(Recorded data)

____

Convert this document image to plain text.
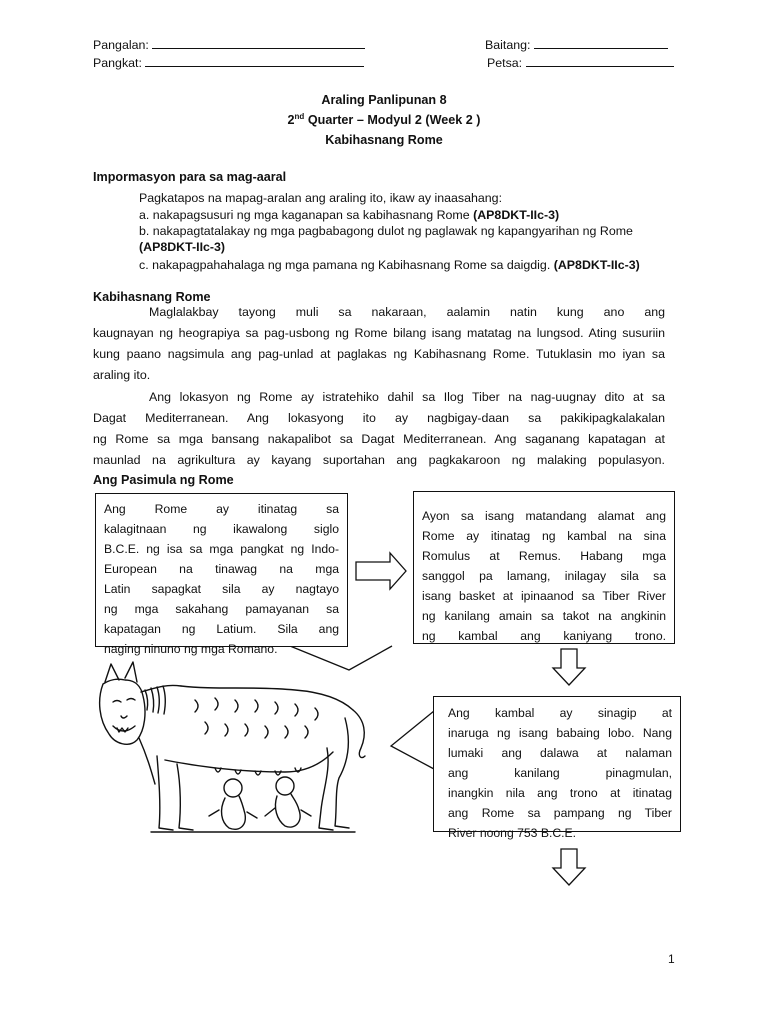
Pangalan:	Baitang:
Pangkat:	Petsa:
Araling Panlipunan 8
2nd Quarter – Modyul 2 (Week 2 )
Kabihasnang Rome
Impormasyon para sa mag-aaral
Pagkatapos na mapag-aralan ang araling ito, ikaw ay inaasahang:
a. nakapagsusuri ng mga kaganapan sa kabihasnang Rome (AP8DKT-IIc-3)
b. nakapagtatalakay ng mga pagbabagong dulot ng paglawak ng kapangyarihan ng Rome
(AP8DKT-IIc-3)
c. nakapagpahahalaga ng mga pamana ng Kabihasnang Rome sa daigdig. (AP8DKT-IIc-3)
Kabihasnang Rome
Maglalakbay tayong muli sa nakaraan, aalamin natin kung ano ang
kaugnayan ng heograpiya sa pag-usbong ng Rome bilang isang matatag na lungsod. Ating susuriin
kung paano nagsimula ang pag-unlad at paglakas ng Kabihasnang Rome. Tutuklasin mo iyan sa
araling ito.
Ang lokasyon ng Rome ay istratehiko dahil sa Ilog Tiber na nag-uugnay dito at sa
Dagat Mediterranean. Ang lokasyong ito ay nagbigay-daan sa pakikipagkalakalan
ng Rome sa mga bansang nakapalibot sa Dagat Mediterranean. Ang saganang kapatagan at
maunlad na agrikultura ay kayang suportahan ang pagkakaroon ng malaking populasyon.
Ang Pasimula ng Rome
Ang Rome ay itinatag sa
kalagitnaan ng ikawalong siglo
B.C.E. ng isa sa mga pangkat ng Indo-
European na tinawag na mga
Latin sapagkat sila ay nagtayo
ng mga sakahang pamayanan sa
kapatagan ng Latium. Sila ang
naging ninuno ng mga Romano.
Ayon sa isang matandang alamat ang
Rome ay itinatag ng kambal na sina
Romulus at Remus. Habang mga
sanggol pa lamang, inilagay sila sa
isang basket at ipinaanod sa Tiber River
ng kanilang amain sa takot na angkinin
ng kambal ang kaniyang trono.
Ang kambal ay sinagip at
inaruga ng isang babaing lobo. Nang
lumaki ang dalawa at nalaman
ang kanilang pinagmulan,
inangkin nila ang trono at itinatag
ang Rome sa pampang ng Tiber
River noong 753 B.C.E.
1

____

_WHAT THE TASK ASKS_
Output all of the records exactly as they appear above, but not the pictures.

_TASK OUTPUT_
Convert this document image to plain text.
Pangalan:	Baitang:
Pangkat:	Petsa:
Araling Panlipunan 8
2nd Quarter – Modyul 2 (Week 2 )
Kabihasnang Rome
Impormasyon para sa mag-aaral
Pagkatapos na mapag-aralan ang araling ito, ikaw ay inaasahang:
a. nakapagsusuri ng mga kaganapan sa kabihasnang Rome (AP8DKT-IIc-3)
b. nakapagtatalakay ng mga pagbabagong dulot ng paglawak ng kapangyarihan ng Rome
(AP8DKT-IIc-3)
c. nakapagpahahalaga ng mga pamana ng Kabihasnang Rome sa daigdig. (AP8DKT-IIc-3)
Kabihasnang Rome
Maglalakbay tayong muli sa nakaraan, aalamin natin kung ano ang
kaugnayan ng heograpiya sa pag-usbong ng Rome bilang isang matatag na lungsod. Ating susuriin
kung paano nagsimula ang pag-unlad at paglakas ng Kabihasnang Rome. Tutuklasin mo iyan sa
araling ito.
Ang lokasyon ng Rome ay istratehiko dahil sa Ilog Tiber na nag-uugnay dito at sa
Dagat Mediterranean. Ang lokasyong ito ay nagbigay-daan sa pakikipagkalakalan
ng Rome sa mga bansang nakapalibot sa Dagat Mediterranean. Ang saganang kapatagan at
maunlad na agrikultura ay kayang suportahan ang pagkakaroon ng malaking populasyon.
Ang Pasimula ng Rome
Ang Rome ay itinatag sa
kalagitnaan ng ikawalong siglo
B.C.E. ng isa sa mga pangkat ng Indo-
European na tinawag na mga
Latin sapagkat sila ay nagtayo
ng mga sakahang pamayanan sa
kapatagan ng Latium. Sila ang
naging ninuno ng mga Romano.
Ayon sa isang matandang alamat ang
Rome ay itinatag ng kambal na sina
Romulus at Remus. Habang mga
sanggol pa lamang, inilagay sila sa
isang basket at ipinaanod sa Tiber River
ng kanilang amain sa takot na angkinin
ng kambal ang kaniyang trono.
Ang kambal ay sinagip at
inaruga ng isang babaing lobo. Nang
lumaki ang dalawa at nalaman
ang kanilang pinagmulan,
inangkin nila ang trono at itinatag
ang Rome sa pampang ng Tiber
River noong 753 B.C.E.
1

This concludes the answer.